→ **Data in this exercise**:

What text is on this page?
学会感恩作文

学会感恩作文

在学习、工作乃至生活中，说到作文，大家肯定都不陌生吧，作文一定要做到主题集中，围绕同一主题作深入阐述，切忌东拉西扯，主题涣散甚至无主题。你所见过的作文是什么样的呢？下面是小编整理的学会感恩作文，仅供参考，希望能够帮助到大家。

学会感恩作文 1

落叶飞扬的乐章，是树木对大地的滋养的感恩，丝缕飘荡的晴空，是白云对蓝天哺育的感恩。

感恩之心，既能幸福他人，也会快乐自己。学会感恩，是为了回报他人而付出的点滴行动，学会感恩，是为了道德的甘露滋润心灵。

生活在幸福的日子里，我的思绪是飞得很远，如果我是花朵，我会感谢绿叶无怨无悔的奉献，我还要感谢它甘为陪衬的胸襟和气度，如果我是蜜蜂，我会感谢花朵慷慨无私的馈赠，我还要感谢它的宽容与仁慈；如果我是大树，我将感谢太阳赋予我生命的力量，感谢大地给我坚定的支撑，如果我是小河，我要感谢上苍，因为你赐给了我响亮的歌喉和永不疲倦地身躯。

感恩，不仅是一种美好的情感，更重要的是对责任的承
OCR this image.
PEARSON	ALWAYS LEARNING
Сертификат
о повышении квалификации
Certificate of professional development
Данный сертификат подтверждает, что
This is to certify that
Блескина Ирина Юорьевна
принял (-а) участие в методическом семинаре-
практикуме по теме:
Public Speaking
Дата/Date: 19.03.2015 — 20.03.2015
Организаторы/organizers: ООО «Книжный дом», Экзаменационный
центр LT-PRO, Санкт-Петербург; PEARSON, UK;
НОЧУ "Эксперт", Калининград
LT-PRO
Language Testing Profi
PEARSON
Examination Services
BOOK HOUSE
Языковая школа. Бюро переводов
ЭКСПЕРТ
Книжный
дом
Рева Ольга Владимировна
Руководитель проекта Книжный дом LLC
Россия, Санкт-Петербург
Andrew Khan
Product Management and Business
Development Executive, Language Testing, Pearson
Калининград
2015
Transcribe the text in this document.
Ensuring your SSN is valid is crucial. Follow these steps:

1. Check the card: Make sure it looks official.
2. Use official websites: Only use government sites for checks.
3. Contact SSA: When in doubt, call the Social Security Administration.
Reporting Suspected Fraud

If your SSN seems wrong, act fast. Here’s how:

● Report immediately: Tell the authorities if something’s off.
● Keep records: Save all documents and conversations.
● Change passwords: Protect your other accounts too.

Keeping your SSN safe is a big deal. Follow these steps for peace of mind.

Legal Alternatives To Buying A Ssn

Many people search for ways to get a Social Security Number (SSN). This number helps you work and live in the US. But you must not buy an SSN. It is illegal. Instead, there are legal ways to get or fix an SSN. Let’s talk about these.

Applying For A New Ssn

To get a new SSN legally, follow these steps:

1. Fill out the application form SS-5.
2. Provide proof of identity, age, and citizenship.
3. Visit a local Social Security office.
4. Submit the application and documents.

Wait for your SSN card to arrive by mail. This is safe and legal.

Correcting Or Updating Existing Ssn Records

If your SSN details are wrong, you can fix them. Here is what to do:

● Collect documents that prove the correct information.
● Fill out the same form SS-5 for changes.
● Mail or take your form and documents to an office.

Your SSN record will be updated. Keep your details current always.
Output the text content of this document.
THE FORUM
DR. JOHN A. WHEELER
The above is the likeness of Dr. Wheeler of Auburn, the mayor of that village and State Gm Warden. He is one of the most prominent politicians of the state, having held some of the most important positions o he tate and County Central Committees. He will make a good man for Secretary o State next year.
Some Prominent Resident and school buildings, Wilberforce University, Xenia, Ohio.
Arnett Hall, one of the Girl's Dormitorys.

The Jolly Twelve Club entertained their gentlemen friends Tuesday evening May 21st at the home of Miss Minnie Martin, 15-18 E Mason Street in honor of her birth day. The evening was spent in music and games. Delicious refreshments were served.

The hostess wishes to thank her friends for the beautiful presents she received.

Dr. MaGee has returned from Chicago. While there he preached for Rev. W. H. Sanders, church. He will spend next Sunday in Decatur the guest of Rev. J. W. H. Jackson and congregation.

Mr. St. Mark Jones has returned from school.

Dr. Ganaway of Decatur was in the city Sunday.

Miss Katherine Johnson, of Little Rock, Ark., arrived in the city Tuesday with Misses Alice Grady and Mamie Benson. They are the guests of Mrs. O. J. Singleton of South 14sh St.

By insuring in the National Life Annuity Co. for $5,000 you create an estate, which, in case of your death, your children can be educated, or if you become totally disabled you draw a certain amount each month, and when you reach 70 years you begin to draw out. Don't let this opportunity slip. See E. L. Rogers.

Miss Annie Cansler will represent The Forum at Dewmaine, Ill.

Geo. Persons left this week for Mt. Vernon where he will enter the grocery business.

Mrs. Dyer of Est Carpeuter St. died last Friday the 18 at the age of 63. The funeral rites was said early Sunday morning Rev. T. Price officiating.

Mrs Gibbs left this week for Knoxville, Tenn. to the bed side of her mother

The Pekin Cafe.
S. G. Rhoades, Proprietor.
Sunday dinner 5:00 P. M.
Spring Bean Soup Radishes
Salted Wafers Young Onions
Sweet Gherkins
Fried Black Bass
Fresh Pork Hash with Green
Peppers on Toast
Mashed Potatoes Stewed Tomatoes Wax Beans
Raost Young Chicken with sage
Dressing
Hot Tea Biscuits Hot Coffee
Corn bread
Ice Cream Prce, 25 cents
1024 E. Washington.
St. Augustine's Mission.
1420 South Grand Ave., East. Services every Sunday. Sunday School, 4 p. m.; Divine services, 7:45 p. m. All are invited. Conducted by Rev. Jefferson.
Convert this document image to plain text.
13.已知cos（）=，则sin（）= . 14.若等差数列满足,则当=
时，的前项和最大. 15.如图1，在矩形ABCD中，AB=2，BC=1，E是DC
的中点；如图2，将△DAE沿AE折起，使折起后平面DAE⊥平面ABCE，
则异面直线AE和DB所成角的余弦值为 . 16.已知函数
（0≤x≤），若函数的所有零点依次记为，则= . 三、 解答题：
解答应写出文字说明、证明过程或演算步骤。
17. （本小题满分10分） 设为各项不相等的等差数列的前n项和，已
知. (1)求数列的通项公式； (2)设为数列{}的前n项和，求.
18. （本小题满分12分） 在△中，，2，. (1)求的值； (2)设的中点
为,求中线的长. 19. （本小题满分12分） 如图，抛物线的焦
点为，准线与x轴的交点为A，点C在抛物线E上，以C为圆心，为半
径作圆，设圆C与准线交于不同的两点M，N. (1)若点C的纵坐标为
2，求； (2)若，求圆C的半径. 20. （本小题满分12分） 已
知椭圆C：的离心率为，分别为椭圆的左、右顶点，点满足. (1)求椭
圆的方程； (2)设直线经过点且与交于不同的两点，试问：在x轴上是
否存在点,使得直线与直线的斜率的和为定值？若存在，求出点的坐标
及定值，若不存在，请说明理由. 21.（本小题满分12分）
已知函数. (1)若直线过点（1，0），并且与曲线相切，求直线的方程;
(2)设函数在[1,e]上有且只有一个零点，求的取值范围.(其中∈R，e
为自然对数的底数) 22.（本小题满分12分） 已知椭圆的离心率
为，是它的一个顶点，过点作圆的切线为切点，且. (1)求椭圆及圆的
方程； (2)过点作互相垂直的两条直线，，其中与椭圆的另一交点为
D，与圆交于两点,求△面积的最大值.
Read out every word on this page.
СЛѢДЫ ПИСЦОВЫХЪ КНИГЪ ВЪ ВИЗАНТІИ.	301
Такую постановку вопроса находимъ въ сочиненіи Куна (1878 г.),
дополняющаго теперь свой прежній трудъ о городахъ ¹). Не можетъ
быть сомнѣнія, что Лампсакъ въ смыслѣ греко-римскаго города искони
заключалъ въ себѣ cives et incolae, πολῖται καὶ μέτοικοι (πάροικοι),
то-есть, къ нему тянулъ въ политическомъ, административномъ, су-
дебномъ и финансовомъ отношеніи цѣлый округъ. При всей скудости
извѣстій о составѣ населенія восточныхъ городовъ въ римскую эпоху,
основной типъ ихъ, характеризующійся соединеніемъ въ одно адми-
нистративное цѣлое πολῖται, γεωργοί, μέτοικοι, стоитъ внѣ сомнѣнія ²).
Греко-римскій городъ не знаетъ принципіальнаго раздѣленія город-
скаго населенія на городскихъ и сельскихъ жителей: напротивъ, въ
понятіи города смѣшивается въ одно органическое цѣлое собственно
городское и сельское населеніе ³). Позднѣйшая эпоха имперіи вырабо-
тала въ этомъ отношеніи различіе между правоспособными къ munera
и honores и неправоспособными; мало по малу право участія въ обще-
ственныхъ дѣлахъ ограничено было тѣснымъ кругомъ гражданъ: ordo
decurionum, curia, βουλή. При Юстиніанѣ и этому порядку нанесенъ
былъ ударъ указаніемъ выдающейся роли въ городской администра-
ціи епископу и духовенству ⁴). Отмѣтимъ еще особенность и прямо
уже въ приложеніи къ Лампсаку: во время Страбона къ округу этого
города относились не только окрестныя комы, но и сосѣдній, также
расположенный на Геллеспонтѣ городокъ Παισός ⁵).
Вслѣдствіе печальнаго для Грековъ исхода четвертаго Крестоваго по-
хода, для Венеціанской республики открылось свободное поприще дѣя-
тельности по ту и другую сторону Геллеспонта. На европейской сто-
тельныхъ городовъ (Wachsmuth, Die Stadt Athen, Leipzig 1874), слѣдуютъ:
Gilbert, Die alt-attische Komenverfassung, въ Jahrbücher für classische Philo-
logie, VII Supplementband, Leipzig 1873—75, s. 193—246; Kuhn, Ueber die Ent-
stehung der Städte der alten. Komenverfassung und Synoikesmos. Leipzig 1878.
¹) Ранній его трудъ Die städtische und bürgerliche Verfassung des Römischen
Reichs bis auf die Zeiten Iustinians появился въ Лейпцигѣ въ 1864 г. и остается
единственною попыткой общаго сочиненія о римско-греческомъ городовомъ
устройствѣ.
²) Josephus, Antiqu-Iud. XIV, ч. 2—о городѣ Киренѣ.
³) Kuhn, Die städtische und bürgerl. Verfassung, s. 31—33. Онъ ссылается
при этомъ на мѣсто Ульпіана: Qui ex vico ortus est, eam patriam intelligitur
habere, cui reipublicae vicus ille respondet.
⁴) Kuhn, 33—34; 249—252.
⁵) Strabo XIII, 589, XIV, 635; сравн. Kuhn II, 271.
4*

→ **What to work on**: Look through the data above. Each line containing the word "Decatur" needs to be copied.

→ **Final result**:
Dr. MaGee has returned from Chicago. While there he preached for Rev. W. H. Sanders, church. He will spend next Sunday in Decatur the guest of Rev. J. W. H. Jackson and congregation.
Dr. Ganaway of Decatur was in the city Sunday.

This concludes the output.